-- Start MATERIAL PROVIDED --

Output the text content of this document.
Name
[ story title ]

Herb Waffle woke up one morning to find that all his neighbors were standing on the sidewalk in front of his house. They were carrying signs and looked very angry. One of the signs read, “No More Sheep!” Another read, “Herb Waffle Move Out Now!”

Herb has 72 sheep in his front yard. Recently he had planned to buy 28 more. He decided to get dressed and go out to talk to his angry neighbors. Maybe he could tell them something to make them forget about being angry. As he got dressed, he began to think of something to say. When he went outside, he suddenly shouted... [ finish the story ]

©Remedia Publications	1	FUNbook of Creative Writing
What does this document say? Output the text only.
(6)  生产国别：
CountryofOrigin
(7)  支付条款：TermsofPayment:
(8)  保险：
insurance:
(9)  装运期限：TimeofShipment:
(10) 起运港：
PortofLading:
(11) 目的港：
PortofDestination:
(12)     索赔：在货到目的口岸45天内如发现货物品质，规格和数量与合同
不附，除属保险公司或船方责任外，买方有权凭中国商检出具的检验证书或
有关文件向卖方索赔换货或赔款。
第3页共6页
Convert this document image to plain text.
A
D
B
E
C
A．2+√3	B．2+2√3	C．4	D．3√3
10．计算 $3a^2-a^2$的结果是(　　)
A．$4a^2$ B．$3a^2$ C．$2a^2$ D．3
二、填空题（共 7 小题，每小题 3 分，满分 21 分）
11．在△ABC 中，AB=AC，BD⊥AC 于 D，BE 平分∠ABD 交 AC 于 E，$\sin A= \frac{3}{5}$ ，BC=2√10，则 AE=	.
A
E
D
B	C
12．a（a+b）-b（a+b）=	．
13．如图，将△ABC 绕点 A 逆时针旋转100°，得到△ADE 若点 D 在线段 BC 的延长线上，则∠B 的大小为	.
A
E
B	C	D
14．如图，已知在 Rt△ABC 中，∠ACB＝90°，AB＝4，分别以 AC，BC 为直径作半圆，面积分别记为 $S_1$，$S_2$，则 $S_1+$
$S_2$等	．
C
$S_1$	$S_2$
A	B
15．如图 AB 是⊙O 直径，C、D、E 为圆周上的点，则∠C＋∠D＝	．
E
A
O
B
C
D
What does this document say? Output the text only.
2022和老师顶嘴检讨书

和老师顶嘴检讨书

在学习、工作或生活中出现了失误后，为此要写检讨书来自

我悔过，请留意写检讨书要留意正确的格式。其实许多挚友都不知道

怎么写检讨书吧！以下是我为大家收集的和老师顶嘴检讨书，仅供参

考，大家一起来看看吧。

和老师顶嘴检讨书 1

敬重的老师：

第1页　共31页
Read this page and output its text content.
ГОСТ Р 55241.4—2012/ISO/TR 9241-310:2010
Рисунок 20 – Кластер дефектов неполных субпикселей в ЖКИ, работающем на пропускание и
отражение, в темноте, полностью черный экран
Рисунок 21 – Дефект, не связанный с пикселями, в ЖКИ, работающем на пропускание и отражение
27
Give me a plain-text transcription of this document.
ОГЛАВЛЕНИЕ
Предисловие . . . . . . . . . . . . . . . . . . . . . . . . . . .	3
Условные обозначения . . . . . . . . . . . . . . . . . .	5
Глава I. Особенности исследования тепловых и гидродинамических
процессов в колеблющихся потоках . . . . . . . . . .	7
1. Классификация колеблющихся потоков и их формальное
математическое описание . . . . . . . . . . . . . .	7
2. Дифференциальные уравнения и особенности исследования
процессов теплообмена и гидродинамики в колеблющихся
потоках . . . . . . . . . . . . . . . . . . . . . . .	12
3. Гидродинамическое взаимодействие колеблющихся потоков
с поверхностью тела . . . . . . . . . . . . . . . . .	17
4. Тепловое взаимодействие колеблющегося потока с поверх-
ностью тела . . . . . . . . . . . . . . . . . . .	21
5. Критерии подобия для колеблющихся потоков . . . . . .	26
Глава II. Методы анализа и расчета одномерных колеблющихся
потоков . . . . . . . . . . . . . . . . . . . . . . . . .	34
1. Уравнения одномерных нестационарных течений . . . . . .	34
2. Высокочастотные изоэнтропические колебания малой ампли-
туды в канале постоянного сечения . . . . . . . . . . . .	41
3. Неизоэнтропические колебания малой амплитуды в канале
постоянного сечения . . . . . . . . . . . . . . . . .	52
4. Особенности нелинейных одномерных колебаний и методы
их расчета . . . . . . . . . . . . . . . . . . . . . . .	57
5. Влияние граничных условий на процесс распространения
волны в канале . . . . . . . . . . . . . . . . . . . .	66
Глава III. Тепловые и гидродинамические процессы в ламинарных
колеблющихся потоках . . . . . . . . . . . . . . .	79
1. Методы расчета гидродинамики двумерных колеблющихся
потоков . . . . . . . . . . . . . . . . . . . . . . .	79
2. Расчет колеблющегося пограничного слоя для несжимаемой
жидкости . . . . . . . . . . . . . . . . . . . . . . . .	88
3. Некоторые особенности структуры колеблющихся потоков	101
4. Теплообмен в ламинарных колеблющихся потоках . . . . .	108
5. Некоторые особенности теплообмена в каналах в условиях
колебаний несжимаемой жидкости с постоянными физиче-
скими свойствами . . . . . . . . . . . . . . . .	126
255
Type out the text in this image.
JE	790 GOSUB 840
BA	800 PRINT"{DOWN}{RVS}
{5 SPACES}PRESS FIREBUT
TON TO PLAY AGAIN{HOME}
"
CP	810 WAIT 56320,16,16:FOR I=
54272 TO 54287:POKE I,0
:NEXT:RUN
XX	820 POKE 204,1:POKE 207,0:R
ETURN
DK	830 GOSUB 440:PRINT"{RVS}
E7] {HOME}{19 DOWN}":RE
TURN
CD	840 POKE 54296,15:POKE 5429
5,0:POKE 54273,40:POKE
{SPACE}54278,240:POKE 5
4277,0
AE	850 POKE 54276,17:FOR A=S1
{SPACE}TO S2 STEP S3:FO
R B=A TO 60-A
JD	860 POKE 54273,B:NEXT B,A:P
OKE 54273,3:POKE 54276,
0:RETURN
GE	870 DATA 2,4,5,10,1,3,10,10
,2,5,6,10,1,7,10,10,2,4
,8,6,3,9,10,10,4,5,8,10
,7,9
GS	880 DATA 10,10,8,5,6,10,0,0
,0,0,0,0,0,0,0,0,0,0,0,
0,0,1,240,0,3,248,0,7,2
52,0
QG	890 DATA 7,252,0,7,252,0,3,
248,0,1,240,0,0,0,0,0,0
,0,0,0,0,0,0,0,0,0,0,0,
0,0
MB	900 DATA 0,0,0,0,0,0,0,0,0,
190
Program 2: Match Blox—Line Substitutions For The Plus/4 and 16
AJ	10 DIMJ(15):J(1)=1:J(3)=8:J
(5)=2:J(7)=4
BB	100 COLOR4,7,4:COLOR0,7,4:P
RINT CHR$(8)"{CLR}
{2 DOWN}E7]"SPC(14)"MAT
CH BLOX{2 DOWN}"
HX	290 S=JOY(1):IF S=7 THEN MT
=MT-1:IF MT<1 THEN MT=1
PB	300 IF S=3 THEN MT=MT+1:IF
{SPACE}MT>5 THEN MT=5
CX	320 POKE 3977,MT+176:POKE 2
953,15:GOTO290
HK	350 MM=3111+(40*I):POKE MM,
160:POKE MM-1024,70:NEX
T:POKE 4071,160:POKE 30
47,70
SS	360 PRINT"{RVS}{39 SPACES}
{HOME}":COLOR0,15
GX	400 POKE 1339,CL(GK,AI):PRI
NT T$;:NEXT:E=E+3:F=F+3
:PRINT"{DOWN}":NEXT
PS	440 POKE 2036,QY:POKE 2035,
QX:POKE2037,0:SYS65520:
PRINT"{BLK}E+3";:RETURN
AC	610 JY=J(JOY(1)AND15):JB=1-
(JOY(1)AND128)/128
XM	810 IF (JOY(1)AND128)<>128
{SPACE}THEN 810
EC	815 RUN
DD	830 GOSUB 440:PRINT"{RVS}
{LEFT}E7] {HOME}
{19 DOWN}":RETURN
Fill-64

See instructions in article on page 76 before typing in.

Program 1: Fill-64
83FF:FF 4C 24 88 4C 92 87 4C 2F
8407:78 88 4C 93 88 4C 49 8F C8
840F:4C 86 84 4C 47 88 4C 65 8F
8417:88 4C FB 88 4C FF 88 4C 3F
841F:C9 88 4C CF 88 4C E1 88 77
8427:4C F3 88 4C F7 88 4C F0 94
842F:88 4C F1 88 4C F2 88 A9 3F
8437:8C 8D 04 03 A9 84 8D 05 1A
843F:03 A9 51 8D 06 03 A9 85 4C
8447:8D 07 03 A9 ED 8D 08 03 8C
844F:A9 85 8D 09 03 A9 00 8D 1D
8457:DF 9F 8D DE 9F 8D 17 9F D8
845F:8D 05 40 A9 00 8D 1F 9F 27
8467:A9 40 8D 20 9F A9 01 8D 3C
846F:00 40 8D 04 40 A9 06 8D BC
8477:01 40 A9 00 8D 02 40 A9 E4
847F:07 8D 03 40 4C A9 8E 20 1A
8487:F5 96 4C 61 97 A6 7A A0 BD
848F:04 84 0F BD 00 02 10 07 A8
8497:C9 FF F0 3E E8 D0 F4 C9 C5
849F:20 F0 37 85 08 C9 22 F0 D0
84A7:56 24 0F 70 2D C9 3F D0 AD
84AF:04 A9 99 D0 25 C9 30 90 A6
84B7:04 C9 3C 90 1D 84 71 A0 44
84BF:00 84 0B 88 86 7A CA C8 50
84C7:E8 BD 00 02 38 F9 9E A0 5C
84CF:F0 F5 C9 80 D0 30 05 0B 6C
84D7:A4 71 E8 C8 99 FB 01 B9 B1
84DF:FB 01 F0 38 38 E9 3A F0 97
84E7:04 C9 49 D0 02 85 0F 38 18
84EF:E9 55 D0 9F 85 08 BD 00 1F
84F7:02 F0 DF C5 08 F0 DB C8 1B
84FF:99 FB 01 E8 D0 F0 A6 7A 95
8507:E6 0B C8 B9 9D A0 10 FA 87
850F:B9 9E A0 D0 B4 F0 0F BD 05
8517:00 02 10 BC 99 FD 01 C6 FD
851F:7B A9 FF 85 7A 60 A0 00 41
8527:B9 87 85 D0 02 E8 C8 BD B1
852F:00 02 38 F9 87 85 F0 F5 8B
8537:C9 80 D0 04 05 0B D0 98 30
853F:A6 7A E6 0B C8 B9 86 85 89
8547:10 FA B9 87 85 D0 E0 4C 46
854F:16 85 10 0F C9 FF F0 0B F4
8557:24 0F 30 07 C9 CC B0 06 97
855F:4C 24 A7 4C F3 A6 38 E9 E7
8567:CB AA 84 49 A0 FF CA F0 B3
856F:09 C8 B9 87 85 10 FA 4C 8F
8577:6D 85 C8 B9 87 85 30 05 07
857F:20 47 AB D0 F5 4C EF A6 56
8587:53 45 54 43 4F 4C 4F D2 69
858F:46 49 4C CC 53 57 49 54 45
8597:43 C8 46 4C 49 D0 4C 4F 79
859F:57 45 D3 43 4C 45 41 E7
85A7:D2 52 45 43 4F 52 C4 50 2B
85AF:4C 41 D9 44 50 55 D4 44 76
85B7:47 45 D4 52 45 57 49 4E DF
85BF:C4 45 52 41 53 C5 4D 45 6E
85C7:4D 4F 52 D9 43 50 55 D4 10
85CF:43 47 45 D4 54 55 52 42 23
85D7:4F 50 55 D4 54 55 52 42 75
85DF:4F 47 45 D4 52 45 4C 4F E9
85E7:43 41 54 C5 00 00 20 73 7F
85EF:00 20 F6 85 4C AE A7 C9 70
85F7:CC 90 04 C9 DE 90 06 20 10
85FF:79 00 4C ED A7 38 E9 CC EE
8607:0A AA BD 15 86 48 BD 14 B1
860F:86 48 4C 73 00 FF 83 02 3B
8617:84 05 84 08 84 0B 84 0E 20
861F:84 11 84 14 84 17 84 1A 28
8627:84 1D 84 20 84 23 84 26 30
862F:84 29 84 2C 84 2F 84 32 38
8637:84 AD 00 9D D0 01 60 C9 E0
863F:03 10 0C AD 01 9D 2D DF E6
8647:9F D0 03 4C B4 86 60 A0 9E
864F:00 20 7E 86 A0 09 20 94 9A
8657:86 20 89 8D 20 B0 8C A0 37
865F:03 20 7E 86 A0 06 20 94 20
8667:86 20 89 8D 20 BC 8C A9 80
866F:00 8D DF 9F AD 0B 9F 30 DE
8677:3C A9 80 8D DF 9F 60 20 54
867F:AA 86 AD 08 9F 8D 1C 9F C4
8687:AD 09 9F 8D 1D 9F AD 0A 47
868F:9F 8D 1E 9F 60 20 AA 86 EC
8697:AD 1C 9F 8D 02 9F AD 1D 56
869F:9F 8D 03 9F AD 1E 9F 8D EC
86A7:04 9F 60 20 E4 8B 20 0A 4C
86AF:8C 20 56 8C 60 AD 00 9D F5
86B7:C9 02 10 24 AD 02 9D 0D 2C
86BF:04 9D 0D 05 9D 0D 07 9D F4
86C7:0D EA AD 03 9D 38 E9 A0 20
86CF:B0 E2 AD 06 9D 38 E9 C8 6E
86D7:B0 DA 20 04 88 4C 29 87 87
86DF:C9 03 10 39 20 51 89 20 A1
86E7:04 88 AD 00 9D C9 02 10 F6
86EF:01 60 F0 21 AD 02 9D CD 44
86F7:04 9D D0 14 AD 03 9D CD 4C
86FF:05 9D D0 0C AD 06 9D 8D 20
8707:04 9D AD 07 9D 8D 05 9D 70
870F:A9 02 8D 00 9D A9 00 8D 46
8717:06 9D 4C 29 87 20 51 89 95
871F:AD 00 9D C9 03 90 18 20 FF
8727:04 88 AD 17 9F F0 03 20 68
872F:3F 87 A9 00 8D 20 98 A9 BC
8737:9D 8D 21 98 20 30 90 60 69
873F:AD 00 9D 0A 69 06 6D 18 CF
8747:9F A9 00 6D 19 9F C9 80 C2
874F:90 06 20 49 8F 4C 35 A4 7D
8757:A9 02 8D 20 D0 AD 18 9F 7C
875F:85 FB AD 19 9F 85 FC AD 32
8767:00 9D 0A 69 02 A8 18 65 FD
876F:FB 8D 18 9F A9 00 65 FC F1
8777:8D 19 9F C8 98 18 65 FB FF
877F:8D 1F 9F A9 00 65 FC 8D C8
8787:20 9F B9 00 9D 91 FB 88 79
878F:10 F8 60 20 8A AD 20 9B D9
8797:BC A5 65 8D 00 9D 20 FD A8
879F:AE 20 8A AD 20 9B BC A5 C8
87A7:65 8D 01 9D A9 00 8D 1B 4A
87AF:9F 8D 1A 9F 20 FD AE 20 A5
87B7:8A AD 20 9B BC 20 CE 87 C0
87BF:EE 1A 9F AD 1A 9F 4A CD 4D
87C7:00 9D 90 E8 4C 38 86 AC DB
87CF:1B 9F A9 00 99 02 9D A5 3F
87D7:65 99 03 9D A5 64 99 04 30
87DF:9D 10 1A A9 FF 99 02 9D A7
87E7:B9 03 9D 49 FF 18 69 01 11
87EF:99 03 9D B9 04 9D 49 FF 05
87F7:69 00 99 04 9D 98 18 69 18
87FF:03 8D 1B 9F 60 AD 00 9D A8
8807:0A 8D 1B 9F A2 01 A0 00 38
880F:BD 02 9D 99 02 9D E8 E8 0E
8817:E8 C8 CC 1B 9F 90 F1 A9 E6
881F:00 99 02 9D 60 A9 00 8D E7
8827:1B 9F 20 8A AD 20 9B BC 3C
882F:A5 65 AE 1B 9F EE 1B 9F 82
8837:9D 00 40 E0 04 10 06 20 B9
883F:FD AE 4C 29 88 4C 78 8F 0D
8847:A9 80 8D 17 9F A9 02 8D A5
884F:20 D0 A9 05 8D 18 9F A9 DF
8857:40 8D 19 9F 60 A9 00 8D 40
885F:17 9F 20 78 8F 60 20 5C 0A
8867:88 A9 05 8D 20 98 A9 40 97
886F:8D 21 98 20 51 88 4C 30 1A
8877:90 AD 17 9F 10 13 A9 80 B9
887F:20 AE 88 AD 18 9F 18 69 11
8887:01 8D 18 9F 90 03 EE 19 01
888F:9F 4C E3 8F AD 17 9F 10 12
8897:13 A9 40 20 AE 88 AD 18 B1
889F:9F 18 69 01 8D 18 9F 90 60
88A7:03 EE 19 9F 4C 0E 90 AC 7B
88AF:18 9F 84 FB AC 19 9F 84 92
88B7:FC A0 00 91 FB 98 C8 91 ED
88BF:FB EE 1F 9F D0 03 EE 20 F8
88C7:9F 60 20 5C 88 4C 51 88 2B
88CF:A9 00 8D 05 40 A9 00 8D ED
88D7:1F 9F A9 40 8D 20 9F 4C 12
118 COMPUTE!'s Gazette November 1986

-- End MATERIAL PROVIDED --

> INSTRUCTIONS FOR THE TASK
List all lines holding the string "пропускание".

> THE RESPONSE
Рисунок 20 – Кластер дефектов неполных субпикселей в ЖКИ, работающем на пропускание и
Рисунок 21 – Дефект, не связанный с пикселями, в ЖКИ, работающем на пропускание и отражение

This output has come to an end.